(The exercise): Find every line containing the word "when" and report the count, nothing more.

(Data supplied):

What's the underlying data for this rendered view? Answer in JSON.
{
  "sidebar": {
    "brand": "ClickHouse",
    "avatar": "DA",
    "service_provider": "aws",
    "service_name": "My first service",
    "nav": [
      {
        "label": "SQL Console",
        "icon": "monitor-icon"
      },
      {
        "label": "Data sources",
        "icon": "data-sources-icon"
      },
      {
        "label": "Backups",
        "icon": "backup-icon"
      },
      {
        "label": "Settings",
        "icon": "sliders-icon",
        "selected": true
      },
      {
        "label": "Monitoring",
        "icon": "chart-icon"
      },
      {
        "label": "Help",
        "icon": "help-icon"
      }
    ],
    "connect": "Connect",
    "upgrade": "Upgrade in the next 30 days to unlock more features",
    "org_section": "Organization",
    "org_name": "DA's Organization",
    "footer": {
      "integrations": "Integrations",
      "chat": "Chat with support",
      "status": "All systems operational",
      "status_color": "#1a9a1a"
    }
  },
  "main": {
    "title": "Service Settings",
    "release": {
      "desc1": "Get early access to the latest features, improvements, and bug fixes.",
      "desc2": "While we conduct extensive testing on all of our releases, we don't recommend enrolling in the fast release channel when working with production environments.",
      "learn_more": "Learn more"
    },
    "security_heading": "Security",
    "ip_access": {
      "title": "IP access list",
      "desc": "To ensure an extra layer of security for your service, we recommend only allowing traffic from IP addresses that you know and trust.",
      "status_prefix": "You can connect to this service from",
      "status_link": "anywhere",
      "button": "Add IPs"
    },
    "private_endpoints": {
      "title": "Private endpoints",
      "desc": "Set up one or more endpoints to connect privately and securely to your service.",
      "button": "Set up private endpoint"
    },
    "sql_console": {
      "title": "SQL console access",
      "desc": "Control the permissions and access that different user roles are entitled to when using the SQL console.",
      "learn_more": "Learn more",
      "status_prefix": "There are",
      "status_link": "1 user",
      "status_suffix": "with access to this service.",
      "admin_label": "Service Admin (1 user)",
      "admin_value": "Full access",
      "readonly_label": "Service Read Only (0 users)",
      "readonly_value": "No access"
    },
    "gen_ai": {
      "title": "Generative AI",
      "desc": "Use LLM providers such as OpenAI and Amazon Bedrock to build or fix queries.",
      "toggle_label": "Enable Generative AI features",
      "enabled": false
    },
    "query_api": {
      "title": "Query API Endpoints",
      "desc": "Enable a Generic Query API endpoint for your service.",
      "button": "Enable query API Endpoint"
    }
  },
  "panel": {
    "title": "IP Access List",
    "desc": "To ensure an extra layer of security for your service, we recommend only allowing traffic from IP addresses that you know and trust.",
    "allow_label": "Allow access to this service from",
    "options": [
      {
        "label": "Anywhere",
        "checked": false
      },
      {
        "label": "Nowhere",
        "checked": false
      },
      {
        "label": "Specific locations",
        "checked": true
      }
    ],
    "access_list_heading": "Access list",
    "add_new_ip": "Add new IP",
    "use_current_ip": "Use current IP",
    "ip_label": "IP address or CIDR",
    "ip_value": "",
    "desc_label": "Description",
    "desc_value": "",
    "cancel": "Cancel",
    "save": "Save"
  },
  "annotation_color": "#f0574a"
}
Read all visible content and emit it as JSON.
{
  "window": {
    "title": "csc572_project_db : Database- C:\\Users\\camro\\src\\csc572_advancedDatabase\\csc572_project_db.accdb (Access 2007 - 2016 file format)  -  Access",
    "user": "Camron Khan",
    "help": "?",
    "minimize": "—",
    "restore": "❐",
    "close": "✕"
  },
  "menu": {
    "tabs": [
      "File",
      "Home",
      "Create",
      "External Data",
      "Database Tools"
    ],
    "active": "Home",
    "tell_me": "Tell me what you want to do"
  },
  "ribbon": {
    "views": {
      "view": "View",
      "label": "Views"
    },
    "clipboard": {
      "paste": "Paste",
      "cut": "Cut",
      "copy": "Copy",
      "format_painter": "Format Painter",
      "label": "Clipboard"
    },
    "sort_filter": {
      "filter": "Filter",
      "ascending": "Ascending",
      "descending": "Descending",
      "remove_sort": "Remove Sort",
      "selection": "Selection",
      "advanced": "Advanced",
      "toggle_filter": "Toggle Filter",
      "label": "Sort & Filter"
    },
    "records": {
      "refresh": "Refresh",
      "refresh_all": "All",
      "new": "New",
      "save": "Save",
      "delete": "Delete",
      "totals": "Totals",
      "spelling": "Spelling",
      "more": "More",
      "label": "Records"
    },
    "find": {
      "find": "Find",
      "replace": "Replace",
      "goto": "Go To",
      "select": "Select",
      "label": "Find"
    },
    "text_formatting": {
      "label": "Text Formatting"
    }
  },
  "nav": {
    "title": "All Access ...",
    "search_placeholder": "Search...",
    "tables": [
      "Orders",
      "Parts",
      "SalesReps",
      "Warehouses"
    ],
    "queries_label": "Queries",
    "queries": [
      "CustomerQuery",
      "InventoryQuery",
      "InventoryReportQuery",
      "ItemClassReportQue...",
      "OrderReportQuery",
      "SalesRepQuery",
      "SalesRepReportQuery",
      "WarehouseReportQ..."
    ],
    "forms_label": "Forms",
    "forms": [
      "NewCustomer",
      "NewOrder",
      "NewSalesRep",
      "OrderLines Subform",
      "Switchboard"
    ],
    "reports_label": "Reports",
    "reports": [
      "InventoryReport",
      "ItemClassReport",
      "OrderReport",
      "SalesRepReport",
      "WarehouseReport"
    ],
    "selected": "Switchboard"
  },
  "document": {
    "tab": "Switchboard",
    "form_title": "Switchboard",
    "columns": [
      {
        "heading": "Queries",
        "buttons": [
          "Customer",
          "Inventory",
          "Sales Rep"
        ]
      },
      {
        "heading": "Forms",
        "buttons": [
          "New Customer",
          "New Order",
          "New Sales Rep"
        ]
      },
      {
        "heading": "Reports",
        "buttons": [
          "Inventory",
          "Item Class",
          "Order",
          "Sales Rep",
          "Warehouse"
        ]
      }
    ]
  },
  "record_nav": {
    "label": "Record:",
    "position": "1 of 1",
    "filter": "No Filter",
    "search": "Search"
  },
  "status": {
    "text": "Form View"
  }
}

(Response to the task): 2